*TASK BRIEF*: Gather the lines that hold the string "masque".

*THE INPUT*:
● ● ● ● ● ● ●
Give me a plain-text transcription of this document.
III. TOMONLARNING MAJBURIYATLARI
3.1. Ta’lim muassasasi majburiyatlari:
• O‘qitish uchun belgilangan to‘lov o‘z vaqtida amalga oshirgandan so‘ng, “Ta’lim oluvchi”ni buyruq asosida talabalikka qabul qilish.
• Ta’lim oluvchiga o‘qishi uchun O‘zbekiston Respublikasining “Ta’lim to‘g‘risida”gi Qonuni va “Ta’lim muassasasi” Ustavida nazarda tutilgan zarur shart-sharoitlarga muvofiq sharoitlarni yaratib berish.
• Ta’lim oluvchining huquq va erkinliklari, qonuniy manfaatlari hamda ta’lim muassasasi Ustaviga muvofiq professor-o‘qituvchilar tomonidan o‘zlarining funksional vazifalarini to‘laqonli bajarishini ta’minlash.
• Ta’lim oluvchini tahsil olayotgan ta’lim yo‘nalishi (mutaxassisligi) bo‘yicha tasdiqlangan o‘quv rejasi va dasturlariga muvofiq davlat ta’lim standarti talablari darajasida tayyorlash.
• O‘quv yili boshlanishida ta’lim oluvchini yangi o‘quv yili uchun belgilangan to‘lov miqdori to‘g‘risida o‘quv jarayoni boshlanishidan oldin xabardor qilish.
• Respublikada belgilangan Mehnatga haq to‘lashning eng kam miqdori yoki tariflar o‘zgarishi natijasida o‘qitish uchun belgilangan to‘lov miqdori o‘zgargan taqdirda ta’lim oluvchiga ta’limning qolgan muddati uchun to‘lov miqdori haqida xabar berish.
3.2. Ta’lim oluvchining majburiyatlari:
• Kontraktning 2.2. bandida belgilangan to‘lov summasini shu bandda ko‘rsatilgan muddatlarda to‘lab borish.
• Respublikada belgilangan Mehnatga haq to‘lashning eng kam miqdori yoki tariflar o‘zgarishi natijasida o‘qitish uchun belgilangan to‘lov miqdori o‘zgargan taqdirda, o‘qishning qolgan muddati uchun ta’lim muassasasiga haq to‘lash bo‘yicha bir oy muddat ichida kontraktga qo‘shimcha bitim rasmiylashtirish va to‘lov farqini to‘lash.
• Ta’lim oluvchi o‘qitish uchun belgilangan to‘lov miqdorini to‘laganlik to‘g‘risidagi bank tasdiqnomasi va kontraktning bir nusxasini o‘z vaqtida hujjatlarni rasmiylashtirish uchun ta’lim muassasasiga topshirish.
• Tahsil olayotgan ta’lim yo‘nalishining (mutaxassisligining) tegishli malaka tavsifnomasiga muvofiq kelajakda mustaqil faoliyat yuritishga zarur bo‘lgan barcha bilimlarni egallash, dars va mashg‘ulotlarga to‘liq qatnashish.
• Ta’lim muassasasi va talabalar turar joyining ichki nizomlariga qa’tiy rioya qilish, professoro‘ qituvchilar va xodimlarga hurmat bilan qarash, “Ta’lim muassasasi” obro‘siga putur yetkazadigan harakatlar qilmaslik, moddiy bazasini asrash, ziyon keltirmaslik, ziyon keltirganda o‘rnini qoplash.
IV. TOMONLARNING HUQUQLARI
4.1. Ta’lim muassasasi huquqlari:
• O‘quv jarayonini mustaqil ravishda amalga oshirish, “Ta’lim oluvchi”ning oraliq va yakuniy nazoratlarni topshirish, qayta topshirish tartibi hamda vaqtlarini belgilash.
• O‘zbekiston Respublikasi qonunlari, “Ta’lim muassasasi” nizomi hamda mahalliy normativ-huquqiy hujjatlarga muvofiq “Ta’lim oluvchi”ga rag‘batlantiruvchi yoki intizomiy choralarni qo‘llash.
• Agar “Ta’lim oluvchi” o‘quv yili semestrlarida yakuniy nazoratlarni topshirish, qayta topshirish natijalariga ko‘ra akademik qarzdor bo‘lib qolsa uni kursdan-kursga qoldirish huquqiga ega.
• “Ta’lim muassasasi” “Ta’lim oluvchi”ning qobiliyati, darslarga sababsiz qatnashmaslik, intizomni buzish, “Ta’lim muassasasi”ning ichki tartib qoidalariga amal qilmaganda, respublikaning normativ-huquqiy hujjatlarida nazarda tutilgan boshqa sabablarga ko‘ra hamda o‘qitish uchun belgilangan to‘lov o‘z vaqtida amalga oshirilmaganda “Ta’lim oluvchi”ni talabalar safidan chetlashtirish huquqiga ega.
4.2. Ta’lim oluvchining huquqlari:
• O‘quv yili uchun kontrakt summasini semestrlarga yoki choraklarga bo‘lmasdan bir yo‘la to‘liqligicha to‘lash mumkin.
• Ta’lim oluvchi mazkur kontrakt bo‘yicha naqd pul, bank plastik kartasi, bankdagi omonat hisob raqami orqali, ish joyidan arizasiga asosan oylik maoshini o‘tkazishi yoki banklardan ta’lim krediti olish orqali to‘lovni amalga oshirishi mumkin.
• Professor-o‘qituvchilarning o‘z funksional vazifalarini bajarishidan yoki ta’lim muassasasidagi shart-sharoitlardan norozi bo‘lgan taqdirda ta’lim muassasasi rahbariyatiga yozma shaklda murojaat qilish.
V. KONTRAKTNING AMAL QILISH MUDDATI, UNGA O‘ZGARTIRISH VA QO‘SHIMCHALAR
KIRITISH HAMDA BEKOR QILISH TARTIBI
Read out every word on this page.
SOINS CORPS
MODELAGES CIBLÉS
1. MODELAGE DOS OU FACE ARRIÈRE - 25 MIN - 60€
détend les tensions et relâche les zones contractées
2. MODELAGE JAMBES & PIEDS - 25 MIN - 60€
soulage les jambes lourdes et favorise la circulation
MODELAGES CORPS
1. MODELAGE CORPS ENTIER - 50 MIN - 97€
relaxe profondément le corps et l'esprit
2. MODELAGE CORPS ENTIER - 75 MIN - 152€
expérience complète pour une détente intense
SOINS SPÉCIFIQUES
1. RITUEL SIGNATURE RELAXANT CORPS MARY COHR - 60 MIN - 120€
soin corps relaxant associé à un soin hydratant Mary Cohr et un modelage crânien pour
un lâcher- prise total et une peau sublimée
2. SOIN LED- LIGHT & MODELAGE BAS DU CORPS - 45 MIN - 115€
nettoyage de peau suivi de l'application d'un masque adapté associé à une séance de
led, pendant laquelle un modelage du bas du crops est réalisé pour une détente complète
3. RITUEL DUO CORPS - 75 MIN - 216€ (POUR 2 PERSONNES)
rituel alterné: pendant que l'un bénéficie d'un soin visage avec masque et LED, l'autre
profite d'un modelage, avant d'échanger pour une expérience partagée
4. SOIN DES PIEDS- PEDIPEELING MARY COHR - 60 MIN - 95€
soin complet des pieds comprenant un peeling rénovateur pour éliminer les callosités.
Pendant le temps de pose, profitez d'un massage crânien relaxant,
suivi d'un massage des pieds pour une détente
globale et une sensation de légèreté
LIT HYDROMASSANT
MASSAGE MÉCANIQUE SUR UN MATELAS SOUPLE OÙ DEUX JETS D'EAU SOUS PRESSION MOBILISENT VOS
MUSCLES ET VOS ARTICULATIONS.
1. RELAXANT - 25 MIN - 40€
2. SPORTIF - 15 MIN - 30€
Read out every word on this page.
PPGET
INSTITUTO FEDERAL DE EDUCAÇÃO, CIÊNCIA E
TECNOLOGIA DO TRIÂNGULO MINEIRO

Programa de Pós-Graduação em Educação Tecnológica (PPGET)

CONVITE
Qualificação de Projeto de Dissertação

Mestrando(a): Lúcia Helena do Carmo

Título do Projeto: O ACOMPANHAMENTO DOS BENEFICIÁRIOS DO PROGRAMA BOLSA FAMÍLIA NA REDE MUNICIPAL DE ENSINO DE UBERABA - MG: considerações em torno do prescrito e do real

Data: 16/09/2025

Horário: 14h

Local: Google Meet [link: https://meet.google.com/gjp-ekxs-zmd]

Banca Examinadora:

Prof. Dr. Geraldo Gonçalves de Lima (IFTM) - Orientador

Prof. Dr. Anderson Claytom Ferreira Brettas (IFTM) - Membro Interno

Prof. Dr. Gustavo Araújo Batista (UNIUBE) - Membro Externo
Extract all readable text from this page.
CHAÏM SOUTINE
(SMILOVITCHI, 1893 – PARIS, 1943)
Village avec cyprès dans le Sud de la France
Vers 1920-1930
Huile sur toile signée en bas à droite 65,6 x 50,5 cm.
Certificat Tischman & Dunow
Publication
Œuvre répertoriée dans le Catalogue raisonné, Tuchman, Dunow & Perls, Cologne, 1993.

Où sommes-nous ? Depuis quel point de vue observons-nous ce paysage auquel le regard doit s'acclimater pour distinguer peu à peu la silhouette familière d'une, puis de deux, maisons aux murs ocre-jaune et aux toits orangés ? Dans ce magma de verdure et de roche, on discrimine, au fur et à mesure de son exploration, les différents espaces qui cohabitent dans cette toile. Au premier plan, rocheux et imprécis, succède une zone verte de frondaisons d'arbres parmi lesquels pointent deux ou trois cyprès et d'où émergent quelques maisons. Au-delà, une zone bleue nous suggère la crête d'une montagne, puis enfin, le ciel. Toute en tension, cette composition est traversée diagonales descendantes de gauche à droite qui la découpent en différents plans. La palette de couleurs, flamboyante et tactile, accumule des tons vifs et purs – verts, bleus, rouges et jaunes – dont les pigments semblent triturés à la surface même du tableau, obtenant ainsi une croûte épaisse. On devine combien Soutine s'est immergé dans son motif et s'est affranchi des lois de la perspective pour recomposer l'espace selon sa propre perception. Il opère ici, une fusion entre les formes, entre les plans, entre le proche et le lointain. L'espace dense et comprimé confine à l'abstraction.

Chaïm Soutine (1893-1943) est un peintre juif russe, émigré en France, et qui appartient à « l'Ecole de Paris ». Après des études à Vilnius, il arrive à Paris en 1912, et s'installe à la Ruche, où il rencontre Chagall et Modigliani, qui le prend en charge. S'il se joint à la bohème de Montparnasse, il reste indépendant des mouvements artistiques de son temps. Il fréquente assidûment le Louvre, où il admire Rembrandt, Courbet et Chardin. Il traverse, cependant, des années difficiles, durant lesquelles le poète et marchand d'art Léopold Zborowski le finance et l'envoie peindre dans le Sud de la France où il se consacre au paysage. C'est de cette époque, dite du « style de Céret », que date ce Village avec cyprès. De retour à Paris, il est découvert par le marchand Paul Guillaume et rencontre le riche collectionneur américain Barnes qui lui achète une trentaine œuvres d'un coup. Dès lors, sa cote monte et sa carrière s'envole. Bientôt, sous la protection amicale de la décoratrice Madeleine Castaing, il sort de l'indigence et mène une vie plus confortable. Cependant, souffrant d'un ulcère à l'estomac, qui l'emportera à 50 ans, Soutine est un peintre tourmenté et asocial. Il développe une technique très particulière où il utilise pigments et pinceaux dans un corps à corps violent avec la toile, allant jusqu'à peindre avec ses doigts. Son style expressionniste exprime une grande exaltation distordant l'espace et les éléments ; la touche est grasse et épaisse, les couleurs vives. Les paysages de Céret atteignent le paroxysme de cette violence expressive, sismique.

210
● ● ● ● ● ● ●
*RESULT FOR THIS TASK*:
nettoyage de peau suivi de l'application d'un masque adapté associé à une séance de
rituel alterné: pendant que l'un bénéficie d'un soin visage avec masque et LED, l'autre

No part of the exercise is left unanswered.